* **Requirements**: Copy all the material that follows, keeping every character the same.

* **Rows**:

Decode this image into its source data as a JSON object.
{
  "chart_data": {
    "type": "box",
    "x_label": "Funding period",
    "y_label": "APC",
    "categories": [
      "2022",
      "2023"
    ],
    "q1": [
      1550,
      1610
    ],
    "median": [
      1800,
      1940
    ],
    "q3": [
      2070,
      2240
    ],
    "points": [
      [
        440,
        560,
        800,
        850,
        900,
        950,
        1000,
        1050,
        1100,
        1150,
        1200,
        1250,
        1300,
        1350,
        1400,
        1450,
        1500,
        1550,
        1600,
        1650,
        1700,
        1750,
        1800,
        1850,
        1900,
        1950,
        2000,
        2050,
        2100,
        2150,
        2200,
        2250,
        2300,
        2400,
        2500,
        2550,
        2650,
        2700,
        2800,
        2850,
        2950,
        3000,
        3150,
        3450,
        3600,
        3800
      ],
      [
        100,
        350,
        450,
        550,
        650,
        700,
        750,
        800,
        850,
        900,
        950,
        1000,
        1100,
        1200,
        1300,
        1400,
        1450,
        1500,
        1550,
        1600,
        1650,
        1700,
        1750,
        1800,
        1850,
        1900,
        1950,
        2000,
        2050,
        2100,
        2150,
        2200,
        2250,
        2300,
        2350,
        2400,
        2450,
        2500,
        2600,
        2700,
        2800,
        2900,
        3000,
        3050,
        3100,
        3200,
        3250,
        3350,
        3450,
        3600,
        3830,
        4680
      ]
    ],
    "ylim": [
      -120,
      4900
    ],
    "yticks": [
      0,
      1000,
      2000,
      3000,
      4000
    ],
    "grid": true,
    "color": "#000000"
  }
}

* **Response below**:
Decode this image into its source data as a JSON object.
{
  "chart_data": {
    "type": "box",
    "x_label": "Funding period",
    "y_label": "APC",
    "categories": [
      "2022",
      "2023"
    ],
    "q1": [
      1550,
      1610
    ],
    "median": [
      1800,
      1940
    ],
    "q3": [
      2070,
      2240
    ],
    "points": [
      [
        440,
        560,
        800,
        850,
        900,
        950,
        1000,
        1050,
        1100,
        1150,
        1200,
        1250,
        1300,
        1350,
        1400,
        1450,
        1500,
        1550,
        1600,
        1650,
        1700,
        1750,
        1800,
        1850,
        1900,
        1950,
        2000,
        2050,
        2100,
        2150,
        2200,
        2250,
        2300,
        2400,
        2500,
        2550,
        2650,
        2700,
        2800,
        2850,
        2950,
        3000,
        3150,
        3450,
        3600,
        3800
      ],
      [
        100,
        350,
        450,
        550,
        650,
        700,
        750,
        800,
        850,
        900,
        950,
        1000,
        1100,
        1200,
        1300,
        1400,
        1450,
        1500,
        1550,
        1600,
        1650,
        1700,
        1750,
        1800,
        1850,
        1900,
        1950,
        2000,
        2050,
        2100,
        2150,
        2200,
        2250,
        2300,
        2350,
        2400,
        2450,
        2500,
        2600,
        2700,
        2800,
        2900,
        3000,
        3050,
        3100,
        3200,
        3250,
        3350,
        3450,
        3600,
        3830,
        4680
      ]
    ],
    "ylim": [
      -120,
      4900
    ],
    "yticks": [
      0,
      1000,
      2000,
      3000,
      4000
    ],
    "grid": true,
    "color": "#000000"
  }
}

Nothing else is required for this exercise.